§ Rows:
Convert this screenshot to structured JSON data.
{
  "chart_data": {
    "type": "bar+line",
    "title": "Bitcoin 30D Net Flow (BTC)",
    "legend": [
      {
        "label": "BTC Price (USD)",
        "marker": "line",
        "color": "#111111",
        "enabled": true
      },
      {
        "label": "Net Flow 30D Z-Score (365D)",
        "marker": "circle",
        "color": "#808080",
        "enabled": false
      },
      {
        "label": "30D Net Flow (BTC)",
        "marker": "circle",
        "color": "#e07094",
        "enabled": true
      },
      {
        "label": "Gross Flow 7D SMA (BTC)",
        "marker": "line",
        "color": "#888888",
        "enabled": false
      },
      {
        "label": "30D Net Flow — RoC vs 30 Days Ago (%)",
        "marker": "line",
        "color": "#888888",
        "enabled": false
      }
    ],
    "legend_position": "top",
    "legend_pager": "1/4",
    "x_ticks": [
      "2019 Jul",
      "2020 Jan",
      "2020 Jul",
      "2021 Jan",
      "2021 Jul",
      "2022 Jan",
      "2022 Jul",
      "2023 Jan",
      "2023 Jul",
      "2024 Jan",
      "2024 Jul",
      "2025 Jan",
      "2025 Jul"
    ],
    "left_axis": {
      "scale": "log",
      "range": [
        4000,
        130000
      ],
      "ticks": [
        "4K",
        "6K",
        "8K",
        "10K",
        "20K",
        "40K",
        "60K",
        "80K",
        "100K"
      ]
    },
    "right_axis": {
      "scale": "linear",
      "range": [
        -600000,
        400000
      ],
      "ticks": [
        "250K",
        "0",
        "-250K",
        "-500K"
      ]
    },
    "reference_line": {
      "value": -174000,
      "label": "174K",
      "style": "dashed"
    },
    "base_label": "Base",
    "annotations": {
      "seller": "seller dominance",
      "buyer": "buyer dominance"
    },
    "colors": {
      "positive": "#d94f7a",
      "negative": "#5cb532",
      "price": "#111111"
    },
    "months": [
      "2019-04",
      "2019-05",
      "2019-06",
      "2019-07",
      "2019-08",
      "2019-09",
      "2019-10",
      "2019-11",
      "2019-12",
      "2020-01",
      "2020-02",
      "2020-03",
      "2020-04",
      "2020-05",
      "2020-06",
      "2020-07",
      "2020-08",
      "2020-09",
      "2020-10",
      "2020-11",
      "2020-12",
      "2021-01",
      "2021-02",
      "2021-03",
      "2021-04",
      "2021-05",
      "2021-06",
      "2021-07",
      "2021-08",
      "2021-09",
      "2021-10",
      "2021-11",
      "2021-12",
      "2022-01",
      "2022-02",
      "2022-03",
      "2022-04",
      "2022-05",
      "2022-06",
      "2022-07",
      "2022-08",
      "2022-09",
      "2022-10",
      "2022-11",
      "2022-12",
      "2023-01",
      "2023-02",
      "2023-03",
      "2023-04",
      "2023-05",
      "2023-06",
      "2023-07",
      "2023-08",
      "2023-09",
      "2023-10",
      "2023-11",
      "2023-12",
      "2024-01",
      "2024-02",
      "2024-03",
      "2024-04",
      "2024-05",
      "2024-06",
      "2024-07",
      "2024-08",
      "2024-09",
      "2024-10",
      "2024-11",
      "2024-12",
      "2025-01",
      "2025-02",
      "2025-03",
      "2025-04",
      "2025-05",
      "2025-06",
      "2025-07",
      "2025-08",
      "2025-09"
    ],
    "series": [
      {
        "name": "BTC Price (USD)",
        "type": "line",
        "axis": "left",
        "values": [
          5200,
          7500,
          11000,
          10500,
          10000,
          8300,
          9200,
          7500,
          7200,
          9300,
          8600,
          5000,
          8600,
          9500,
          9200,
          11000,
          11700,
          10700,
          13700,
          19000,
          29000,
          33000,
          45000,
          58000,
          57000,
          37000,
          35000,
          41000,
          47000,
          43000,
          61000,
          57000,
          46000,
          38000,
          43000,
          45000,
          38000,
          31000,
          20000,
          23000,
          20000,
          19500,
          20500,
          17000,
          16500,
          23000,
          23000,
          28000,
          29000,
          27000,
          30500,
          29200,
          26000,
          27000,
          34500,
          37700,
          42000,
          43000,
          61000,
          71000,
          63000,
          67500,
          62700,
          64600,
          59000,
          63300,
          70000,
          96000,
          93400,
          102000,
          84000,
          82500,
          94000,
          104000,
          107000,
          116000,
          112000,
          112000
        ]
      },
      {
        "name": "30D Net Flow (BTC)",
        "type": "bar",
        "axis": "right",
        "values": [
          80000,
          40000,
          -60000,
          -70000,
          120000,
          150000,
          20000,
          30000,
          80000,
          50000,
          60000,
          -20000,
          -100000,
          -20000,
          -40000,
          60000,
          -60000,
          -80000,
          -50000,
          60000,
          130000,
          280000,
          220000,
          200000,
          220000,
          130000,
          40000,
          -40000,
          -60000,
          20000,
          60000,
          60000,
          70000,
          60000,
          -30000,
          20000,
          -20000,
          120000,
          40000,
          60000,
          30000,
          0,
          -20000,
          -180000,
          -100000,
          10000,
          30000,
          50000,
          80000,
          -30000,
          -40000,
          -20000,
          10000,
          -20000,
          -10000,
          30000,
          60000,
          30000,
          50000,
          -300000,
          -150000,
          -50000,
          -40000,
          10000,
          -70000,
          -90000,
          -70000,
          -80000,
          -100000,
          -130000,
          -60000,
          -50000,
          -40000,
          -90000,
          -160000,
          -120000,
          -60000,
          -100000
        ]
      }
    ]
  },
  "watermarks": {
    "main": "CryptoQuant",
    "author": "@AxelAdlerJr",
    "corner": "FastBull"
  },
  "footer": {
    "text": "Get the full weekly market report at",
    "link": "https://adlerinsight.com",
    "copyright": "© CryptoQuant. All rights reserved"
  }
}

§ Given task: Return every line containing "CryptoQuant".

§ Final answer:
    "main": "CryptoQuant",
    "copyright": "© CryptoQuant. All rights reserved"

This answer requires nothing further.